● **WRITTEN EXERCISE**: Rename "desc-box" to "description-box" wherever it occurs in the entries below, and reproduce everything else unchanged.

Annotated region listings:
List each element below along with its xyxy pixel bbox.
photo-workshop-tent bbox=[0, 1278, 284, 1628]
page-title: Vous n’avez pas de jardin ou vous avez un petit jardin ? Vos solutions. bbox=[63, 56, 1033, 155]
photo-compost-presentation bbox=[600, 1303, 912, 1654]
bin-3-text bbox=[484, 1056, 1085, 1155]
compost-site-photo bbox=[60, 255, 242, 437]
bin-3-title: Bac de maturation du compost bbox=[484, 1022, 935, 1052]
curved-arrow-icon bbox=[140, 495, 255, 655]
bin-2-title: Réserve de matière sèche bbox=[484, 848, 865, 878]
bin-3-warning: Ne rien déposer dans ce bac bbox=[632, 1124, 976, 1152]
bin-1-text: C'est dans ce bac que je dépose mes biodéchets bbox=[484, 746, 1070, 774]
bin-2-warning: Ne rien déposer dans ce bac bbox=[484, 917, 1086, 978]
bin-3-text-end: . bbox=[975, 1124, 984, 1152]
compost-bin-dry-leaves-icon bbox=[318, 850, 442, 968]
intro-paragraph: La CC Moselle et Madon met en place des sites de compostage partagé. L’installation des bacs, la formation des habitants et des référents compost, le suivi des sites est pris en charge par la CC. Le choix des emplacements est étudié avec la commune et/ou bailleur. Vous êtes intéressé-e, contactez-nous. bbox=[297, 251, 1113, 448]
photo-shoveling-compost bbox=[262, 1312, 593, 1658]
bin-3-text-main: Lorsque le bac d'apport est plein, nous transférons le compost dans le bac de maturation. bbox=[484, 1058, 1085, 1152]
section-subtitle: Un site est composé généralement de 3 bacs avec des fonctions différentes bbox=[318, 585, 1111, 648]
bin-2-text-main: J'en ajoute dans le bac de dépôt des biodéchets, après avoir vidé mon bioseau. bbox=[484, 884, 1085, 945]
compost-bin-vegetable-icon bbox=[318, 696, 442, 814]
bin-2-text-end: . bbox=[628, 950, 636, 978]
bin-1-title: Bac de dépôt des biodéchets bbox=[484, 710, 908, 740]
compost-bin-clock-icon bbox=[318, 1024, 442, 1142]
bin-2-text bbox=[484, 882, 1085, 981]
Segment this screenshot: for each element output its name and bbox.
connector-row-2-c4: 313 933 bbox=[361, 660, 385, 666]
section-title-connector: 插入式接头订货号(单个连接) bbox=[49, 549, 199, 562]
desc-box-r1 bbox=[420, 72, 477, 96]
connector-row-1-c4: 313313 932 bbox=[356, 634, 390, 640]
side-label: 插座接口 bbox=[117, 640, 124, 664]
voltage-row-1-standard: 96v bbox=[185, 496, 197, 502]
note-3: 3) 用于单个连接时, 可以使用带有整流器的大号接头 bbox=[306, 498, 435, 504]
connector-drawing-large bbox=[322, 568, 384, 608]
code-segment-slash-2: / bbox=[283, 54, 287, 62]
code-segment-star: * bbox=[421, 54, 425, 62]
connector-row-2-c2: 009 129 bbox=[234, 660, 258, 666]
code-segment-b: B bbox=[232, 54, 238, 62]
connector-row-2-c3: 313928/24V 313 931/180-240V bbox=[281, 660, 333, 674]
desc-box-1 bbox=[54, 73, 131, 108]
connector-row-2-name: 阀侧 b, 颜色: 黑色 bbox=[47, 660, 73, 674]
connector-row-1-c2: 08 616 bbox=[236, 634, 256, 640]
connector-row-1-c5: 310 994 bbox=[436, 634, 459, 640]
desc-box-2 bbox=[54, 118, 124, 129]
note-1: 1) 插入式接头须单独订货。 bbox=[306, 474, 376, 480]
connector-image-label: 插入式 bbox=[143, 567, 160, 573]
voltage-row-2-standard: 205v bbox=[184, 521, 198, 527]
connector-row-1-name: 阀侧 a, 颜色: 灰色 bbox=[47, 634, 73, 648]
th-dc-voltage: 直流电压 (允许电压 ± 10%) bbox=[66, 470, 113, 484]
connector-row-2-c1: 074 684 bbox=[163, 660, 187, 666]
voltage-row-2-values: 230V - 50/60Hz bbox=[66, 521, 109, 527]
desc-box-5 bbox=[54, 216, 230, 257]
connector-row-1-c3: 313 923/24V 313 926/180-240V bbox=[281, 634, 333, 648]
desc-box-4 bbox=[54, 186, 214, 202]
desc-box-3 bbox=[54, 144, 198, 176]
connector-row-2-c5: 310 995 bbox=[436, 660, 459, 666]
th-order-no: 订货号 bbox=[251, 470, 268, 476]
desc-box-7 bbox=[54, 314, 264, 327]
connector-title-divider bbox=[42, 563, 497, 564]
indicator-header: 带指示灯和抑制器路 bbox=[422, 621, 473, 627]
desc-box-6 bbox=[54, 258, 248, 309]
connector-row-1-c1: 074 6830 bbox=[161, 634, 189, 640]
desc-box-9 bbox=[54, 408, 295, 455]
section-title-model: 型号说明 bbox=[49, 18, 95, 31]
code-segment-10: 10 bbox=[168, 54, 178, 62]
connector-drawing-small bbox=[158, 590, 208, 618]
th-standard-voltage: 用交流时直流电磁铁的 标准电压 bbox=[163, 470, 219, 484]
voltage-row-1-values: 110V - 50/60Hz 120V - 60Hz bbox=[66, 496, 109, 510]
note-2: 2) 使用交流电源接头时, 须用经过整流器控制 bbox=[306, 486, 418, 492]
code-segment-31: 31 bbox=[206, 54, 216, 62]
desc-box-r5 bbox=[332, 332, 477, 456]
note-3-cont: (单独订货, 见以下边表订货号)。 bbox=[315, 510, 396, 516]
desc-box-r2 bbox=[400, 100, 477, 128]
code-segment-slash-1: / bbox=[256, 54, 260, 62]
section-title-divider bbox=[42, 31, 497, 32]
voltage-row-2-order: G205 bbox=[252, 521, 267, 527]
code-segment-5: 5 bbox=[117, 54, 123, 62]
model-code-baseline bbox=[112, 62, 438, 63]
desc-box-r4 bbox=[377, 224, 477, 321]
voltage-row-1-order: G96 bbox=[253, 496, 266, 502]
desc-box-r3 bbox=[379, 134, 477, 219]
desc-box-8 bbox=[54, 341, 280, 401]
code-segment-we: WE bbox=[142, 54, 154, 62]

● **RESULT OF THE EXERCISE**:
List each element below along with its xyxy pixel bbox.
photo-workshop-tent bbox=[0, 1278, 284, 1628]
page-title: Vous n’avez pas de jardin ou vous avez un petit jardin ? Vos solutions. bbox=[63, 56, 1033, 155]
photo-compost-presentation bbox=[600, 1303, 912, 1654]
bin-3-text bbox=[484, 1056, 1085, 1155]
compost-site-photo bbox=[60, 255, 242, 437]
bin-3-title: Bac de maturation du compost bbox=[484, 1022, 935, 1052]
curved-arrow-icon bbox=[140, 495, 255, 655]
bin-2-title: Réserve de matière sèche bbox=[484, 848, 865, 878]
bin-3-warning: Ne rien déposer dans ce bac bbox=[632, 1124, 976, 1152]
bin-1-text: C'est dans ce bac que je dépose mes biodéchets bbox=[484, 746, 1070, 774]
bin-2-warning: Ne rien déposer dans ce bac bbox=[484, 917, 1086, 978]
bin-3-text-end: . bbox=[975, 1124, 984, 1152]
compost-bin-dry-leaves-icon bbox=[318, 850, 442, 968]
intro-paragraph: La CC Moselle et Madon met en place des sites de compostage partagé. L’installation des bacs, la formation des habitants et des référents compost, le suivi des sites est pris en charge par la CC. Le choix des emplacements est étudié avec la commune et/ou bailleur. Vous êtes intéressé-e, contactez-nous. bbox=[297, 251, 1113, 448]
photo-shoveling-compost bbox=[262, 1312, 593, 1658]
bin-3-text-main: Lorsque le bac d'apport est plein, nous transférons le compost dans le bac de maturation. bbox=[484, 1058, 1085, 1152]
section-subtitle: Un site est composé généralement de 3 bacs avec des fonctions différentes bbox=[318, 585, 1111, 648]
bin-2-text-main: J'en ajoute dans le bac de dépôt des biodéchets, après avoir vidé mon bioseau. bbox=[484, 884, 1085, 945]
compost-bin-vegetable-icon bbox=[318, 696, 442, 814]
bin-2-text-end: . bbox=[628, 950, 636, 978]
bin-1-title: Bac de dépôt des biodéchets bbox=[484, 710, 908, 740]
compost-bin-clock-icon bbox=[318, 1024, 442, 1142]
bin-2-text bbox=[484, 882, 1085, 981]
Segment this screenshot: for each element output its name and bbox.
connector-row-2-c4: 313 933 bbox=[361, 660, 385, 666]
section-title-connector: 插入式接头订货号(单个连接) bbox=[49, 549, 199, 562]
description-box-r1 bbox=[420, 72, 477, 96]
connector-row-1-c4: 313313 932 bbox=[356, 634, 390, 640]
side-label: 插座接口 bbox=[117, 640, 124, 664]
voltage-row-1-standard: 96v bbox=[185, 496, 197, 502]
note-3: 3) 用于单个连接时, 可以使用带有整流器的大号接头 bbox=[306, 498, 435, 504]
connector-drawing-large bbox=[322, 568, 384, 608]
code-segment-slash-2: / bbox=[283, 54, 287, 62]
code-segment-star: * bbox=[421, 54, 425, 62]
connector-row-2-c2: 009 129 bbox=[234, 660, 258, 666]
code-segment-b: B bbox=[232, 54, 238, 62]
connector-row-2-c3: 313928/24V 313 931/180-240V bbox=[281, 660, 333, 674]
description-box-1 bbox=[54, 73, 131, 108]
connector-row-2-name: 阀侧 b, 颜色: 黑色 bbox=[47, 660, 73, 674]
connector-row-1-c2: 08 616 bbox=[236, 634, 256, 640]
connector-row-1-c5: 310 994 bbox=[436, 634, 459, 640]
description-box-2 bbox=[54, 118, 124, 129]
note-1: 1) 插入式接头须单独订货。 bbox=[306, 474, 376, 480]
connector-image-label: 插入式 bbox=[143, 567, 160, 573]
voltage-row-2-standard: 205v bbox=[184, 521, 198, 527]
connector-row-1-name: 阀侧 a, 颜色: 灰色 bbox=[47, 634, 73, 648]
th-dc-voltage: 直流电压 (允许电压 ± 10%) bbox=[66, 470, 113, 484]
connector-row-2-c1: 074 684 bbox=[163, 660, 187, 666]
voltage-row-2-values: 230V - 50/60Hz bbox=[66, 521, 109, 527]
description-box-5 bbox=[54, 216, 230, 257]
connector-row-1-c3: 313 923/24V 313 926/180-240V bbox=[281, 634, 333, 648]
description-box-4 bbox=[54, 186, 214, 202]
description-box-3 bbox=[54, 144, 198, 176]
connector-row-2-c5: 310 995 bbox=[436, 660, 459, 666]
th-order-no: 订货号 bbox=[251, 470, 268, 476]
description-box-7 bbox=[54, 314, 264, 327]
connector-title-divider bbox=[42, 563, 497, 564]
indicator-header: 带指示灯和抑制器路 bbox=[422, 621, 473, 627]
description-box-6 bbox=[54, 258, 248, 309]
connector-row-1-c1: 074 6830 bbox=[161, 634, 189, 640]
description-box-9 bbox=[54, 408, 295, 455]
section-title-model: 型号说明 bbox=[49, 18, 95, 31]
code-segment-10: 10 bbox=[168, 54, 178, 62]
connector-drawing-small bbox=[158, 590, 208, 618]
th-standard-voltage: 用交流时直流电磁铁的 标准电压 bbox=[163, 470, 219, 484]
voltage-row-1-values: 110V - 50/60Hz 120V - 60Hz bbox=[66, 496, 109, 510]
note-2: 2) 使用交流电源接头时, 须用经过整流器控制 bbox=[306, 486, 418, 492]
code-segment-31: 31 bbox=[206, 54, 216, 62]
description-box-r5 bbox=[332, 332, 477, 456]
note-3-cont: (单独订货, 见以下边表订货号)。 bbox=[315, 510, 396, 516]
description-box-r2 bbox=[400, 100, 477, 128]
code-segment-slash-1: / bbox=[256, 54, 260, 62]
section-title-divider bbox=[42, 31, 497, 32]
voltage-row-2-order: G205 bbox=[252, 521, 267, 527]
code-segment-5: 5 bbox=[117, 54, 123, 62]
model-code-baseline bbox=[112, 62, 438, 63]
description-box-r4 bbox=[377, 224, 477, 321]
voltage-row-1-order: G96 bbox=[253, 496, 266, 502]
description-box-r3 bbox=[379, 134, 477, 219]
description-box-8 bbox=[54, 341, 280, 401]
code-segment-we: WE bbox=[142, 54, 154, 62]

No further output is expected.